→ **Listed entries**:
☆ ☆ ☆
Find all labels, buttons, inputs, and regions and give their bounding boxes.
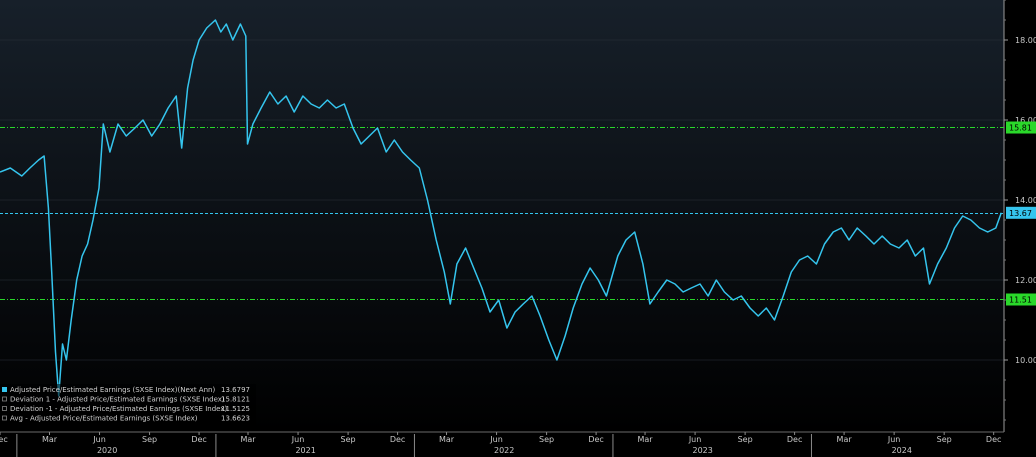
legend-value: 13.6797 bbox=[221, 386, 250, 394]
x-year-label: 2023 bbox=[693, 446, 713, 455]
reference-value-tag bbox=[1006, 121, 1036, 134]
x-tick-label: Jun bbox=[887, 435, 901, 444]
x-tick-label: Jun bbox=[291, 435, 305, 444]
y-tick-label: 16.00 bbox=[1015, 116, 1036, 125]
x-tick-label: Dec bbox=[986, 435, 1001, 444]
y-tick-label: 14.00 bbox=[1015, 196, 1036, 205]
x-tick-label: Jun bbox=[688, 435, 702, 444]
legend-value: 11.5125 bbox=[221, 405, 250, 413]
x-tick-label: Dec bbox=[390, 435, 405, 444]
grid-lines bbox=[0, 39, 1004, 361]
x-tick-label: Jun bbox=[92, 435, 106, 444]
legend-swatch bbox=[2, 387, 7, 392]
y-tick-label: 18.00 bbox=[1015, 36, 1036, 45]
x-year-label: 2020 bbox=[97, 446, 117, 455]
x-year-label: 2022 bbox=[494, 446, 514, 455]
x-tick-label: Mar bbox=[42, 435, 58, 444]
y-tick-label: 10.00 bbox=[1015, 356, 1036, 365]
last-value-tag-label: 13.67 bbox=[1009, 209, 1032, 218]
x-tick-label: Dec bbox=[0, 435, 8, 444]
legend: Adjusted Price/Estimated Earnings (SXSE … bbox=[0, 384, 256, 426]
reference-value-tag bbox=[1006, 293, 1036, 306]
x-tick-label: Mar bbox=[240, 435, 256, 444]
x-tick-label: Sep bbox=[539, 435, 554, 444]
x-tick-label: Sep bbox=[738, 435, 753, 444]
x-year-label: 2021 bbox=[295, 446, 315, 455]
value-tags: 15.81 11.51 13.67 bbox=[1006, 121, 1036, 306]
reference-value-tag-label: 11.51 bbox=[1009, 296, 1032, 305]
legend-value: 13.6623 bbox=[221, 415, 250, 423]
legend-label: Deviation 1 - Adjusted Price/Estimated E… bbox=[10, 396, 225, 404]
x-tick-label: Sep bbox=[341, 435, 356, 444]
plot-area bbox=[0, 0, 1004, 432]
legend-label: Deviation -1 - Adjusted Price/Estimated … bbox=[10, 405, 227, 413]
x-tick-label: Dec bbox=[191, 435, 206, 444]
last-value-tag bbox=[1006, 206, 1036, 219]
legend-box bbox=[0, 384, 256, 426]
y-tick-label: 12.00 bbox=[1015, 276, 1036, 285]
x-year-label: 2024 bbox=[892, 446, 912, 455]
x-tick-label: Mar bbox=[837, 435, 853, 444]
x-tick-label: Mar bbox=[637, 435, 653, 444]
legend-swatch bbox=[2, 415, 7, 421]
series-layer bbox=[0, 19, 1003, 397]
reference-lines bbox=[0, 127, 1004, 300]
legend-label: Avg - Adjusted Price/Estimated Earnings … bbox=[10, 415, 198, 423]
legend-value: 15.8121 bbox=[221, 396, 250, 404]
x-tick-label: Dec bbox=[787, 435, 802, 444]
legend-label: Adjusted Price/Estimated Earnings (SXSE … bbox=[10, 386, 215, 394]
legend-swatch bbox=[2, 406, 7, 411]
legend-swatch bbox=[2, 396, 7, 402]
reference-value-tag-label: 15.81 bbox=[1009, 124, 1032, 133]
x-tick-label: Sep bbox=[937, 435, 952, 444]
x-tick-label: Mar bbox=[439, 435, 455, 444]
x-tick-label: Sep bbox=[142, 435, 157, 444]
x-tick-label: Jun bbox=[489, 435, 503, 444]
x-tick-label: Dec bbox=[588, 435, 603, 444]
series-line bbox=[0, 19, 1003, 397]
☆ ☆ ☆
→ **Problem description**: Give each line of the rows above as one string in a JSON list, omitting blank lines and leaving the pictures out.

→ **Expected answer**:
[
  "Find all labels, buttons, inputs, and regions and give their bounding boxes.",
  "legend-value: 13.6797 bbox=[221, 386, 250, 394]",
  "x-year-label: 2023 bbox=[693, 446, 713, 455]",
  "reference-value-tag bbox=[1006, 121, 1036, 134]",
  "x-tick-label: Jun bbox=[887, 435, 901, 444]",
  "x-tick-label: Jun bbox=[291, 435, 305, 444]",
  "y-tick-label: 16.00 bbox=[1015, 116, 1036, 125]",
  "x-tick-label: Dec bbox=[986, 435, 1001, 444]",
  "y-tick-label: 14.00 bbox=[1015, 196, 1036, 205]",
  "x-tick-label: Jun bbox=[688, 435, 702, 444]",
  "legend-value: 11.5125 bbox=[221, 405, 250, 413]",
  "x-tick-label: Dec bbox=[390, 435, 405, 444]",
  "grid-lines bbox=[0, 39, 1004, 361]",
  "x-tick-label: Jun bbox=[92, 435, 106, 444]",
  "legend-swatch bbox=[2, 387, 7, 392]",
  "y-tick-label: 18.00 bbox=[1015, 36, 1036, 45]",
  "x-year-label: 2020 bbox=[97, 446, 117, 455]",
  "x-year-label: 2022 bbox=[494, 446, 514, 455]",
  "x-tick-label: Mar bbox=[42, 435, 58, 444]",
  "y-tick-label: 10.00 bbox=[1015, 356, 1036, 365]",
  "last-value-tag-label: 13.67 bbox=[1009, 209, 1032, 218]",
  "x-tick-label: Dec bbox=[0, 435, 8, 444]",
  "legend: Adjusted Price/Estimated Earnings (SXSE … bbox=[0, 384, 256, 426]",
  "reference-value-tag bbox=[1006, 293, 1036, 306]",
  "x-tick-label: Mar bbox=[240, 435, 256, 444]",
  "x-tick-label: Sep bbox=[539, 435, 554, 444]",
  "x-tick-label: Sep bbox=[738, 435, 753, 444]",
  "x-year-label: 2021 bbox=[295, 446, 315, 455]",
  "value-tags: 15.81 11.51 13.67 bbox=[1006, 121, 1036, 306]",
  "reference-value-tag-label: 11.51 bbox=[1009, 296, 1032, 305]",
  "legend-value: 13.6623 bbox=[221, 415, 250, 423]",
  "legend-label: Deviation 1 - Adjusted Price/Estimated E… bbox=[10, 396, 225, 404]",
  "x-tick-label: Sep bbox=[341, 435, 356, 444]",
  "plot-area bbox=[0, 0, 1004, 432]",
  "legend-label: Deviation -1 - Adjusted Price/Estimated … bbox=[10, 405, 227, 413]",
  "x-tick-label: Dec bbox=[191, 435, 206, 444]",
  "last-value-tag bbox=[1006, 206, 1036, 219]",
  "legend-box bbox=[0, 384, 256, 426]",
  "y-tick-label: 12.00 bbox=[1015, 276, 1036, 285]",
  "x-year-label: 2024 bbox=[892, 446, 912, 455]",
  "x-tick-label: Mar bbox=[837, 435, 853, 444]",
  "x-tick-label: Mar bbox=[637, 435, 653, 444]",
  "legend-swatch bbox=[2, 415, 7, 421]",
  "series-layer bbox=[0, 19, 1003, 397]",
  "reference-lines bbox=[0, 127, 1004, 300]",
  "legend-label: Avg - Adjusted Price/Estimated Earnings … bbox=[10, 415, 198, 423]",
  "legend-value: 15.8121 bbox=[221, 396, 250, 404]",
  "x-tick-label: Dec bbox=[787, 435, 802, 444]",
  "legend-label: Adjusted Price/Estimated Earnings (SXSE … bbox=[10, 386, 215, 394]",
  "legend-swatch bbox=[2, 406, 7, 411]",
  "legend-swatch bbox=[2, 396, 7, 402]",
  "reference-value-tag-label: 15.81 bbox=[1009, 124, 1032, 133]",
  "x-tick-label: Sep bbox=[937, 435, 952, 444]",
  "x-tick-label: Mar bbox=[439, 435, 455, 444]",
  "x-tick-label: Sep bbox=[142, 435, 157, 444]",
  "x-tick-label: Jun bbox=[489, 435, 503, 444]",
  "x-tick-label: Dec bbox=[588, 435, 603, 444]",
  "series-line bbox=[0, 19, 1003, 397]"
]